What you have to do: Extract the data exactly, missing nothing.

Saved data entries
##############################
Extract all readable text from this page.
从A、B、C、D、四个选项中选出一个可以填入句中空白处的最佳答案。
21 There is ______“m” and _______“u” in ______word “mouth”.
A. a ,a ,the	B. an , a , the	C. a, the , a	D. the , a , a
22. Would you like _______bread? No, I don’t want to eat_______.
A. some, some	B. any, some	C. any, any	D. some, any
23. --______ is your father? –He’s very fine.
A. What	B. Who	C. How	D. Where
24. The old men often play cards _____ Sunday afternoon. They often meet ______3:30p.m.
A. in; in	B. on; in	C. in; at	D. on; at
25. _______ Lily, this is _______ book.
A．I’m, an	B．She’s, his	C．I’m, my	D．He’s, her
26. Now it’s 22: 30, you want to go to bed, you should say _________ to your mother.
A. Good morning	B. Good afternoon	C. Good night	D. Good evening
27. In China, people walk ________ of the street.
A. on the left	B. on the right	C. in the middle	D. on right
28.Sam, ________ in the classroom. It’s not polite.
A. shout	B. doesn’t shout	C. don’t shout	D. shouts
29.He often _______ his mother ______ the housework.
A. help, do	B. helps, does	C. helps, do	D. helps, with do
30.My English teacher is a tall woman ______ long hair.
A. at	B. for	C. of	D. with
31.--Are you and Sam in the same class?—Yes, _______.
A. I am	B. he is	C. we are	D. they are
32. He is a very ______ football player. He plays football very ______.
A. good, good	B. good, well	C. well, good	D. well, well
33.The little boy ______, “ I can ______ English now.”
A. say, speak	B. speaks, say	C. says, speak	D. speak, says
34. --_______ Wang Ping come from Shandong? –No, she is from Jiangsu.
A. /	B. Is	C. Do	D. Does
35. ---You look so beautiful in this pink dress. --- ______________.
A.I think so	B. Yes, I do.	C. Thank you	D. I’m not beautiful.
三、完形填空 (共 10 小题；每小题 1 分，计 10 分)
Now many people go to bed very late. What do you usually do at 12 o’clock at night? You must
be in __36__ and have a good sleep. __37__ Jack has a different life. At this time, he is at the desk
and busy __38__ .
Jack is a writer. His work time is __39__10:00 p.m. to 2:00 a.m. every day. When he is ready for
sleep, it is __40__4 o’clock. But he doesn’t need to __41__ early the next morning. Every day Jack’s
##############################
Output of the exercise:
Extract all readable text from this page.
从A、B、C、D、四个选项中选出一个可以填入句中空白处的最佳答案。
21 There is ______“m” and _______“u” in ______word “mouth”.
A. a ,a ,the	B. an , a , the	C. a, the , a	D. the , a , a
22. Would you like _______bread? No, I don’t want to eat_______.
A. some, some	B. any, some	C. any, any	D. some, any
23. --______ is your father? –He’s very fine.
A. What	B. Who	C. How	D. Where
24. The old men often play cards _____ Sunday afternoon. They often meet ______3:30p.m.
A. in; in	B. on; in	C. in; at	D. on; at
25. _______ Lily, this is _______ book.
A．I’m, an	B．She’s, his	C．I’m, my	D．He’s, her
26. Now it’s 22: 30, you want to go to bed, you should say _________ to your mother.
A. Good morning	B. Good afternoon	C. Good night	D. Good evening
27. In China, people walk ________ of the street.
A. on the left	B. on the right	C. in the middle	D. on right
28.Sam, ________ in the classroom. It’s not polite.
A. shout	B. doesn’t shout	C. don’t shout	D. shouts
29.He often _______ his mother ______ the housework.
A. help, do	B. helps, does	C. helps, do	D. helps, with do
30.My English teacher is a tall woman ______ long hair.
A. at	B. for	C. of	D. with
31.--Are you and Sam in the same class?—Yes, _______.
A. I am	B. he is	C. we are	D. they are
32. He is a very ______ football player. He plays football very ______.
A. good, good	B. good, well	C. well, good	D. well, well
33.The little boy ______, “ I can ______ English now.”
A. say, speak	B. speaks, say	C. says, speak	D. speak, says
34. --_______ Wang Ping come from Shandong? –No, she is from Jiangsu.
A. /	B. Is	C. Do	D. Does
35. ---You look so beautiful in this pink dress. --- ______________.
A.I think so	B. Yes, I do.	C. Thank you	D. I’m not beautiful.
三、完形填空 (共 10 小题；每小题 1 分，计 10 分)
Now many people go to bed very late. What do you usually do at 12 o’clock at night? You must
be in __36__ and have a good sleep. __37__ Jack has a different life. At this time, he is at the desk
and busy __38__ .
Jack is a writer. His work time is __39__10:00 p.m. to 2:00 a.m. every day. When he is ready for
sleep, it is __40__4 o’clock. But he doesn’t need to __41__ early the next morning. Every day Jack’s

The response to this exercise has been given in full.